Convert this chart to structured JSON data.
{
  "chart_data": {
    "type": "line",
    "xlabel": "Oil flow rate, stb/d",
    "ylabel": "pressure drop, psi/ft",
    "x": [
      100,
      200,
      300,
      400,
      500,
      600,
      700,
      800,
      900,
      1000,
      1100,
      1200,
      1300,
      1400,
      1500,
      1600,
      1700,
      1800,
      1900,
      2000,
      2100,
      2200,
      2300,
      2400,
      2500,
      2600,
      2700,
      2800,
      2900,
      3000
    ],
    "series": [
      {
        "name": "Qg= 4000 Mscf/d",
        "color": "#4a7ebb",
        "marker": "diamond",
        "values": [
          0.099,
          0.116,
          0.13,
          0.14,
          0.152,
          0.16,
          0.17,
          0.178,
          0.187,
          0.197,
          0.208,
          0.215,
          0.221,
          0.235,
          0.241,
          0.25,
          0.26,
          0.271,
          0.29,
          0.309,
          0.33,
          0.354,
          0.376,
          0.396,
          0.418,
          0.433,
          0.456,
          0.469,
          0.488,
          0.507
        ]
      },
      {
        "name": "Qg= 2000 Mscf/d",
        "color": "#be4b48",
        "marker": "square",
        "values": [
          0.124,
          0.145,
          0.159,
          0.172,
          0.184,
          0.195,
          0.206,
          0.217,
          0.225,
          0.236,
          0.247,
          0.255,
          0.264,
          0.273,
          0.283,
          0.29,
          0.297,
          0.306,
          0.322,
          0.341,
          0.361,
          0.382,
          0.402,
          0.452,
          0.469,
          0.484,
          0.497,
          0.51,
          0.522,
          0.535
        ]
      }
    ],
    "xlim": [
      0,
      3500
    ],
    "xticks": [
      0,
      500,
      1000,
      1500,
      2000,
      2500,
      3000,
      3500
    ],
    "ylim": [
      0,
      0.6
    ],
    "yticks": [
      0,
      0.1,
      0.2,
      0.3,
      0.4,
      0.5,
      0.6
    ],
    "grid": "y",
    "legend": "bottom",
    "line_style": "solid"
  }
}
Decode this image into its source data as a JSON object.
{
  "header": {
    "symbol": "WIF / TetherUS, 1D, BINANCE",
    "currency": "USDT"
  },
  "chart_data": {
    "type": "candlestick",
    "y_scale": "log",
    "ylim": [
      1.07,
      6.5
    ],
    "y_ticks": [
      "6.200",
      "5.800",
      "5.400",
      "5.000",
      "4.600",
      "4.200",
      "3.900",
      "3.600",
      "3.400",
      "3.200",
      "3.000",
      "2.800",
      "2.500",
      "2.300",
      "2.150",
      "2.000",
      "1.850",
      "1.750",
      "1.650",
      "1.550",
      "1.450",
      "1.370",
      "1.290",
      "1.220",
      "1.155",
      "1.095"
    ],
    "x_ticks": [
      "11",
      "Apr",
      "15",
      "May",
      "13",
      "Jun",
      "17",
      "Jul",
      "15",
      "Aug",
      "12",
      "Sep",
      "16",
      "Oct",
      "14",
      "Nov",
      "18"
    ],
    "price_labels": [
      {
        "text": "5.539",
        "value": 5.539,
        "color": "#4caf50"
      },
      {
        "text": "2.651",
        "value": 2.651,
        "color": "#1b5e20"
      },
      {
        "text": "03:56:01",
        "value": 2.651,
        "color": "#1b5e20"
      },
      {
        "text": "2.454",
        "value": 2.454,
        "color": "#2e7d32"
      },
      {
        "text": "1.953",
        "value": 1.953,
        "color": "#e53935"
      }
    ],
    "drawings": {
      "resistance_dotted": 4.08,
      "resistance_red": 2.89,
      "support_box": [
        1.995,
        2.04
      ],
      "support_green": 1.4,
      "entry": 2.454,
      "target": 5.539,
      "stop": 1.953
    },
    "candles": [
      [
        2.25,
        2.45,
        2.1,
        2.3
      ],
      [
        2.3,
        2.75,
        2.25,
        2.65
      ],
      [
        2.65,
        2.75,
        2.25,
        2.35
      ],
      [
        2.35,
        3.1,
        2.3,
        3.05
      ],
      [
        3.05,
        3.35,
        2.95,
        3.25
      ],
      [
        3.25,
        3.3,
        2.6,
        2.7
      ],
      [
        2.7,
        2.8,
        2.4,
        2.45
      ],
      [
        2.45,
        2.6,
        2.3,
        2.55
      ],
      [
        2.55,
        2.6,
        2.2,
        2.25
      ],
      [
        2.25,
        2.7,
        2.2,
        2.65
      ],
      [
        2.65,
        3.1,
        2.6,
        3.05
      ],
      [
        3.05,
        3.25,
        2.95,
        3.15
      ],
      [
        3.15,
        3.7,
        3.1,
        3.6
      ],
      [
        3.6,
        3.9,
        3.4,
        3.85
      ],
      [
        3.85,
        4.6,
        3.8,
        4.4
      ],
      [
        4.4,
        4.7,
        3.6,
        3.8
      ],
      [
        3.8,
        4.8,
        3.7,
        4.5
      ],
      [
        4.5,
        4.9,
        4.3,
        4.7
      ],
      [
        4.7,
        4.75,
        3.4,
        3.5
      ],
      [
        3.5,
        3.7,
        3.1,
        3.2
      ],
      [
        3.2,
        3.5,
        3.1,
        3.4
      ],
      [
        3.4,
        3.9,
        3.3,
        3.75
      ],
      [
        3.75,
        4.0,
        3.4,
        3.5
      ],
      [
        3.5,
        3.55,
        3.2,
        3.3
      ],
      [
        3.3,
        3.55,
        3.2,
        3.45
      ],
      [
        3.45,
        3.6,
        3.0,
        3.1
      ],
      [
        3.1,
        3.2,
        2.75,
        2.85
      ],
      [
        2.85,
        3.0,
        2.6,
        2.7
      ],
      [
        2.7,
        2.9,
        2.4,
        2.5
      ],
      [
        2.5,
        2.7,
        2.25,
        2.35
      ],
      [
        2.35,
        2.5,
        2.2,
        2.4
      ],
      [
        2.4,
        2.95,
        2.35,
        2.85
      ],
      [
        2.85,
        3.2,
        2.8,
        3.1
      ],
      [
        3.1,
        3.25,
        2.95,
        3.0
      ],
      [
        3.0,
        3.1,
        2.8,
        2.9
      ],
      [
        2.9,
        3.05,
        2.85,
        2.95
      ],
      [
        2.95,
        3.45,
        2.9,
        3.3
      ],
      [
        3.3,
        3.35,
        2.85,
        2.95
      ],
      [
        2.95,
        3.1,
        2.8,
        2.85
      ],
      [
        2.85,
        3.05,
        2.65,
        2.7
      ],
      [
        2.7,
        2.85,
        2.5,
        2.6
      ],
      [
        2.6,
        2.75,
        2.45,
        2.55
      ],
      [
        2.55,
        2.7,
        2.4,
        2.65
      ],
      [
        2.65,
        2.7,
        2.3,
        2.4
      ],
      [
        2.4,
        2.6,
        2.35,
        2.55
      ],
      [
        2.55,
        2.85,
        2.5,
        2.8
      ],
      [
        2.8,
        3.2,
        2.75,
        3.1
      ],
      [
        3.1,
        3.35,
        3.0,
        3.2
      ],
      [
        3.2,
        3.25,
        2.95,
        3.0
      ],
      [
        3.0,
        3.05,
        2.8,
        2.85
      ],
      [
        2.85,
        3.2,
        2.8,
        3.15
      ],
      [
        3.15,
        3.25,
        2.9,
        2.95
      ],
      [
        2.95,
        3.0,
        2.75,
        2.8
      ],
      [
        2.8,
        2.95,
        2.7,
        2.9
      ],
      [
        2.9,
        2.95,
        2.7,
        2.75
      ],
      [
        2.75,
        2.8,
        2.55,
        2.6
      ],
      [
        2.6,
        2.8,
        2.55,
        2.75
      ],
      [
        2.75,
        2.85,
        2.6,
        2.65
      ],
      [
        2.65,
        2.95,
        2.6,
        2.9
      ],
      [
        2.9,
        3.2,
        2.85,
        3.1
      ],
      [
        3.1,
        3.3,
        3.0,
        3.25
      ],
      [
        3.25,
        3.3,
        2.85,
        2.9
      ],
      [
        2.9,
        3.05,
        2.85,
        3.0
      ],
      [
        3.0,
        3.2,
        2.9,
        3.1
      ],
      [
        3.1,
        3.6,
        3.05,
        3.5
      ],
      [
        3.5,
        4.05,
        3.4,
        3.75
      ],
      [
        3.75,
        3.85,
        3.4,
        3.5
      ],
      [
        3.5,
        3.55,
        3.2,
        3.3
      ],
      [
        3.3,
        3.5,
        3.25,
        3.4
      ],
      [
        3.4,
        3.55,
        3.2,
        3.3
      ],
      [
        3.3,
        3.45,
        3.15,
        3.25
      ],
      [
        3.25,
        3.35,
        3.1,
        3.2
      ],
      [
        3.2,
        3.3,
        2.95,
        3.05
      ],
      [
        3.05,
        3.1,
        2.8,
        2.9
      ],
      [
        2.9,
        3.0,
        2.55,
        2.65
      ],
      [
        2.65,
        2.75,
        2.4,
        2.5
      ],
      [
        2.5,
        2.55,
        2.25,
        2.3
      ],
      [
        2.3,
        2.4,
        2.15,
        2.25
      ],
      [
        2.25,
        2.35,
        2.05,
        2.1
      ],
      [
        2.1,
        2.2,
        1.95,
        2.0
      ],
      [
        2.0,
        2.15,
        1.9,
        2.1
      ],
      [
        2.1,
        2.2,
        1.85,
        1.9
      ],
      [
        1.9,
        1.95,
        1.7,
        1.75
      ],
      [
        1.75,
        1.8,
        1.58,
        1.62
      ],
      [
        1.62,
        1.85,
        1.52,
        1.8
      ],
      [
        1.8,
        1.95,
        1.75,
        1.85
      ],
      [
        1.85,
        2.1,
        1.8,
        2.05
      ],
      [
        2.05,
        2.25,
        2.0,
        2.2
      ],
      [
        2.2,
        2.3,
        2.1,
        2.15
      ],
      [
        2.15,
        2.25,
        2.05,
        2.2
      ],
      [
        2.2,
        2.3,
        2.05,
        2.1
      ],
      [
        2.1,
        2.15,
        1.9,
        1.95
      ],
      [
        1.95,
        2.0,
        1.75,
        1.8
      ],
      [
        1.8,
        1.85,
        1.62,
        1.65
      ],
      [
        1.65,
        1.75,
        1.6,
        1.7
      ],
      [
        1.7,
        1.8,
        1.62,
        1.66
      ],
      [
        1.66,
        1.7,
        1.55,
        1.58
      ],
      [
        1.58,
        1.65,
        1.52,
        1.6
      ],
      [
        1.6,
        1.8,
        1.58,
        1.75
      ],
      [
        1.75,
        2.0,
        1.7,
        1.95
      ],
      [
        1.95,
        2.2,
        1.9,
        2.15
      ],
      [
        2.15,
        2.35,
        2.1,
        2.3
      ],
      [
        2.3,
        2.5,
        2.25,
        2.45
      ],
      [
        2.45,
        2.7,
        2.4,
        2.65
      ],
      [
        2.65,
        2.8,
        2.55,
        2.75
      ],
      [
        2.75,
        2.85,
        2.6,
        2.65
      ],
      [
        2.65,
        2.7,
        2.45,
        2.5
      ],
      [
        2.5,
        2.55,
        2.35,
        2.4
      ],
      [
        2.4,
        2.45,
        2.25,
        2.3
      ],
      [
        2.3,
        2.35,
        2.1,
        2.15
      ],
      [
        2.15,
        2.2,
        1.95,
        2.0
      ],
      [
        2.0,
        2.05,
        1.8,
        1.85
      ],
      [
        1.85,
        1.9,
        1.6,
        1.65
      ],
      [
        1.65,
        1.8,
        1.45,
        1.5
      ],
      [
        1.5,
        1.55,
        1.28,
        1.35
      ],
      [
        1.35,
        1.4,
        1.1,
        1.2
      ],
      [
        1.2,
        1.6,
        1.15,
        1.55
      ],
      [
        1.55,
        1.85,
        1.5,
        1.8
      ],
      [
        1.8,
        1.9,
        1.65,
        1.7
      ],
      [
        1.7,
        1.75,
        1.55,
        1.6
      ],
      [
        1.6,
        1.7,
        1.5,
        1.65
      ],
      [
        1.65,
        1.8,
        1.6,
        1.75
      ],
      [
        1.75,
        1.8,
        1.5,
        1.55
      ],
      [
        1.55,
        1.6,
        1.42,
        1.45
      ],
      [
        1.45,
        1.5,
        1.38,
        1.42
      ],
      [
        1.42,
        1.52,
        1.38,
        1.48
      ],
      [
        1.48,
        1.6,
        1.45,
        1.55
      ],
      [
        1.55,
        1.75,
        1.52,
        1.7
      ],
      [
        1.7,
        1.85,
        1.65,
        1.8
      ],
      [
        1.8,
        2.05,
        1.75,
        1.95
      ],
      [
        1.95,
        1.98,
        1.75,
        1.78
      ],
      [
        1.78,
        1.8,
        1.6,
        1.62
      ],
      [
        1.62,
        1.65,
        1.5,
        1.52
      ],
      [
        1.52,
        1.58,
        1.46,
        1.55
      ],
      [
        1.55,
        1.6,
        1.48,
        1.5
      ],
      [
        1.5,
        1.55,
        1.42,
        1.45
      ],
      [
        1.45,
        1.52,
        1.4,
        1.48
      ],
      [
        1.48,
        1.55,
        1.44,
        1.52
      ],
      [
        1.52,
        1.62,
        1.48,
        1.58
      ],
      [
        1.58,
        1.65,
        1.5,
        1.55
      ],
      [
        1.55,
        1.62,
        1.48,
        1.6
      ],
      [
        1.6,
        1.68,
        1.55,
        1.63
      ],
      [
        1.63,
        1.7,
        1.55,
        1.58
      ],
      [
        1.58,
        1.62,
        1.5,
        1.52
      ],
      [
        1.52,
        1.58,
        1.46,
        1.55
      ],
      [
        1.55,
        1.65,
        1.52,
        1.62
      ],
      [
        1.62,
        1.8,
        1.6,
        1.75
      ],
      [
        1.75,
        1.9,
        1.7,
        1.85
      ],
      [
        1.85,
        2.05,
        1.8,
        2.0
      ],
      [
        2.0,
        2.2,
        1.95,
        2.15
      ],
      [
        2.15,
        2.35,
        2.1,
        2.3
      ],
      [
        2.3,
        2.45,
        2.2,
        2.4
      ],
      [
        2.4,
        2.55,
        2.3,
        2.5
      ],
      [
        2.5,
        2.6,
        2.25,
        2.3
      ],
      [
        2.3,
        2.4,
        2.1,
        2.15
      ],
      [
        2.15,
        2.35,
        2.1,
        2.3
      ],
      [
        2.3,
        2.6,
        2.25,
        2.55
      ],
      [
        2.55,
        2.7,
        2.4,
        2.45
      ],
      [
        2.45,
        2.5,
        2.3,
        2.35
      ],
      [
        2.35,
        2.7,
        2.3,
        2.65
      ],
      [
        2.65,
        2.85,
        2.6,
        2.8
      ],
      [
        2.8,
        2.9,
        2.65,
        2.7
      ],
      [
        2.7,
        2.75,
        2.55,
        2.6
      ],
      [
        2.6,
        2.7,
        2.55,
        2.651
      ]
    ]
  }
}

——————

Identify the lines above with the word "color". Copy them.

        "color": "#4a7ebb",
        "color": "#be4b48",
        "color": "#4caf50"
        "color": "#1b5e20"
        "color": "#1b5e20"
        "color": "#2e7d32"
        "color": "#e53935"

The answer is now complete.